Copy every line of the records below where the word "region" occurs.

********************

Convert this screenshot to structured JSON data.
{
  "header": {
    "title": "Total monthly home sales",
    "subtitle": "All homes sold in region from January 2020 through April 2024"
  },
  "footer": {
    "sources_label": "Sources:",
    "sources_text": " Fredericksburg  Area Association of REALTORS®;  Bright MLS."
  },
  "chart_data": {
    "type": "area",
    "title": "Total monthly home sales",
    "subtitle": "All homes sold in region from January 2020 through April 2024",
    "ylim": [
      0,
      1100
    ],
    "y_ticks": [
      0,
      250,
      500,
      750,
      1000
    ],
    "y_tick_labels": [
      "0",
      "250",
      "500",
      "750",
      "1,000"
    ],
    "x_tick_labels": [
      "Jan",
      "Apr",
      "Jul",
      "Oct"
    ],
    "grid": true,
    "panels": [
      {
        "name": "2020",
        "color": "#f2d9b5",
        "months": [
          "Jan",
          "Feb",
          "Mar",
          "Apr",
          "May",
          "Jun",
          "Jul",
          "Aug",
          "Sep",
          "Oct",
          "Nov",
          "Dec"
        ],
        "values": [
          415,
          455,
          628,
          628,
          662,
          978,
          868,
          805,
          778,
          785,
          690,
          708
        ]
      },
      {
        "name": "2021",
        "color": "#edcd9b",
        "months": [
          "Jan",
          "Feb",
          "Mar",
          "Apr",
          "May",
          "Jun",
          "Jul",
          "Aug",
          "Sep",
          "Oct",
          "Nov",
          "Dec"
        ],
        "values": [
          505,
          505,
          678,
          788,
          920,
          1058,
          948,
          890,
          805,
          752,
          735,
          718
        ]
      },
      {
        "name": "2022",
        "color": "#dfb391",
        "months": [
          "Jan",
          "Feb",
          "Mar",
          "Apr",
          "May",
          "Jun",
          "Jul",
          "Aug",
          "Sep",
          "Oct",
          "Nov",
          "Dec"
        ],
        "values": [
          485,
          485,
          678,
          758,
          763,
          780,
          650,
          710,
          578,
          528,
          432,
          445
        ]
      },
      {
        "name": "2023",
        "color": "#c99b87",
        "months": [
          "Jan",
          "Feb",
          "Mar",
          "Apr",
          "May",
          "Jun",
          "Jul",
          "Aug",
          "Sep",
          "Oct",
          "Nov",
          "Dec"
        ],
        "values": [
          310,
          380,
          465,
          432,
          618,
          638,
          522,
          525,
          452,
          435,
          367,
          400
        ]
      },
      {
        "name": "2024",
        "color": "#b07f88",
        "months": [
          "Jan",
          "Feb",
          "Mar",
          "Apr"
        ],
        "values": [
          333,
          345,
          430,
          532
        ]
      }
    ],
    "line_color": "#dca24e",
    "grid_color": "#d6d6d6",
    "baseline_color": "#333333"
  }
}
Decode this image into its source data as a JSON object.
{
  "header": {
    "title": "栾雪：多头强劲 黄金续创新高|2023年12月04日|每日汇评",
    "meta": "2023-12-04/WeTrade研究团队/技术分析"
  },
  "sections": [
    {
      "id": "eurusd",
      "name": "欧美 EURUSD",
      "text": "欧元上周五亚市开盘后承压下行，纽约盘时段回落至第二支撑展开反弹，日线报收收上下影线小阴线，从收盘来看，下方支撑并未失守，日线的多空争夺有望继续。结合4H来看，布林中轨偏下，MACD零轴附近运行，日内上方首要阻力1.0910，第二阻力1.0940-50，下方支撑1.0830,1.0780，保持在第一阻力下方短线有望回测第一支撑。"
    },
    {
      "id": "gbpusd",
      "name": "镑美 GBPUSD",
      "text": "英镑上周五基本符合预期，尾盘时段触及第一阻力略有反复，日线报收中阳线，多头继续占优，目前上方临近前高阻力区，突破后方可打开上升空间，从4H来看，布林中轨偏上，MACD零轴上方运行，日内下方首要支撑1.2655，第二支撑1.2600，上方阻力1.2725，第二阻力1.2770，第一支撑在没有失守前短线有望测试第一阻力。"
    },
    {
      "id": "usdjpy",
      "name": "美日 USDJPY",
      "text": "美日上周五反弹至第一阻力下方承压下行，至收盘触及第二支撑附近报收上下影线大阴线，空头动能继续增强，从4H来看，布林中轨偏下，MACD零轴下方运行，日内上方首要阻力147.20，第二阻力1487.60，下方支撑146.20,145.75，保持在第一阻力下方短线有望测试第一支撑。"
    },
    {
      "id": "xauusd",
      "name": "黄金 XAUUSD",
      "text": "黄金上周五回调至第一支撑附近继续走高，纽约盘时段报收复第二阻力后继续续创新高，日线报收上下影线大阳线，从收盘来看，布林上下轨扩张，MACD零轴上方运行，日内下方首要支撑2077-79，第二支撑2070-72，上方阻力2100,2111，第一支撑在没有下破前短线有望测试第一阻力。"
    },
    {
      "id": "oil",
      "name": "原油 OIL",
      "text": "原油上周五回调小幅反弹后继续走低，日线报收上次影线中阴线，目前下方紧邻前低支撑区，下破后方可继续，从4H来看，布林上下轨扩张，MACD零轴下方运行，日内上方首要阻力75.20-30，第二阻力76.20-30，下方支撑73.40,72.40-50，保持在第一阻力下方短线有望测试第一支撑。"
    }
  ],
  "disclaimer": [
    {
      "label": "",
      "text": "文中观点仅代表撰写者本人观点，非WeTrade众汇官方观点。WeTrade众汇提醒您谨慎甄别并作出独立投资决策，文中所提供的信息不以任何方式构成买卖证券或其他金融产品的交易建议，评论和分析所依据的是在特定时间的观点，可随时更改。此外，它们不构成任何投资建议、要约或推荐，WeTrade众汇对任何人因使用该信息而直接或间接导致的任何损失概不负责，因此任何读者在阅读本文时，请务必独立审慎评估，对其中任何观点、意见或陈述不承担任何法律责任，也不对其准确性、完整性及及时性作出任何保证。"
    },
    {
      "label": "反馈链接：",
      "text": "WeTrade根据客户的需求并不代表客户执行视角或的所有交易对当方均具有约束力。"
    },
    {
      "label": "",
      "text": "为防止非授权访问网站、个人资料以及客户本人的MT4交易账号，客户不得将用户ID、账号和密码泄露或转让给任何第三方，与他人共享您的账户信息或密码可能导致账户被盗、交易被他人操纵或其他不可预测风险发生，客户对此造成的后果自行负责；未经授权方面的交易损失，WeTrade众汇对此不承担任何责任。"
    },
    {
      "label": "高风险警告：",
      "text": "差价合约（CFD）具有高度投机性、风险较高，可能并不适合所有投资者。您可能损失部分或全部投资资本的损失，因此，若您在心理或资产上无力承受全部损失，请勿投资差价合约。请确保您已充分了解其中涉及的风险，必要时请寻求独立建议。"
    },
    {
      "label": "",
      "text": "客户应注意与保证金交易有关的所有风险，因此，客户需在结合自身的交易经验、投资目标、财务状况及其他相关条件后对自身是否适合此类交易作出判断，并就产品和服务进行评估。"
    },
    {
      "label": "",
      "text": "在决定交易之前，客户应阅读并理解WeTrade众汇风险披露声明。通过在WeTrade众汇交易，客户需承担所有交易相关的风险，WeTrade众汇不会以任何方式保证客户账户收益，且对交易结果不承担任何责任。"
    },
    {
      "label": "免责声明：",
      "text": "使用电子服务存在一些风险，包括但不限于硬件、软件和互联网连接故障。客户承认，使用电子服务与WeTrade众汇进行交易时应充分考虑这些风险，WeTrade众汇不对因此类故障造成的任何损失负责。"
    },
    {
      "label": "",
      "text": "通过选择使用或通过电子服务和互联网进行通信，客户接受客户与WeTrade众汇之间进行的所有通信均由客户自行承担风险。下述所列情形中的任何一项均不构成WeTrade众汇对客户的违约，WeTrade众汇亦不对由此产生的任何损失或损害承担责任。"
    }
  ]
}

********************

• _COMPLETE RESPONSE_:
    "subtitle": "All homes sold in region from January 2020 through April 2024"
    "subtitle": "All homes sold in region from January 2020 through April 2024",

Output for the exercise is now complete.